Stored items
● ● ● ● ●
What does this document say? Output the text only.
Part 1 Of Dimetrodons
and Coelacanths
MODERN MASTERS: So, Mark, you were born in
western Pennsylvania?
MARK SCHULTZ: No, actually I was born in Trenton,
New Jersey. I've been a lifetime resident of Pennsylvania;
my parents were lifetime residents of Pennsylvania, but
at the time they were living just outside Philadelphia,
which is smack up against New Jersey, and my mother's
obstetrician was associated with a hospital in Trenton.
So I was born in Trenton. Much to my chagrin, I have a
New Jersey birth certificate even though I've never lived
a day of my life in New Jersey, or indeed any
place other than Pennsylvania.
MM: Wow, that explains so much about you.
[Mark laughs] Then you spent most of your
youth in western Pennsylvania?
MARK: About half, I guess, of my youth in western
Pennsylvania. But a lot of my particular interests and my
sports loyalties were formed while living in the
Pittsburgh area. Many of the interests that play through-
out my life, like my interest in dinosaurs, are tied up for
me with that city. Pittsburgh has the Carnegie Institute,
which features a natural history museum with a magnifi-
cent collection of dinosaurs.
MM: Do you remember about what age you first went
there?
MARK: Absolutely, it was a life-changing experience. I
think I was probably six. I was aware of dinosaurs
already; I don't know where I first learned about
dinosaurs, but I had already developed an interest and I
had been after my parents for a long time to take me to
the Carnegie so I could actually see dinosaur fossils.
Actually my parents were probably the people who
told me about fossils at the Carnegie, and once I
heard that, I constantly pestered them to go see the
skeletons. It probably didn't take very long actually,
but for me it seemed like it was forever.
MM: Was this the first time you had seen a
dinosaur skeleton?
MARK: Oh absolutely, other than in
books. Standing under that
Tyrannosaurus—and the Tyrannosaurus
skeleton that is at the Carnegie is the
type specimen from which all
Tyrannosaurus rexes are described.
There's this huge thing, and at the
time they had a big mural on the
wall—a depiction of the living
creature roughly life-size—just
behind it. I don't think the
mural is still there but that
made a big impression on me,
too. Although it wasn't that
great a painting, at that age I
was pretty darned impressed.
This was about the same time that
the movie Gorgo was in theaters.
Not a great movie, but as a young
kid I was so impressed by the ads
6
● ● ● ● ●
The problem
Make a list of all lines in the data that contain "than".

Output of the task
place other than Pennsylvania.
MARK: Oh absolutely, other than in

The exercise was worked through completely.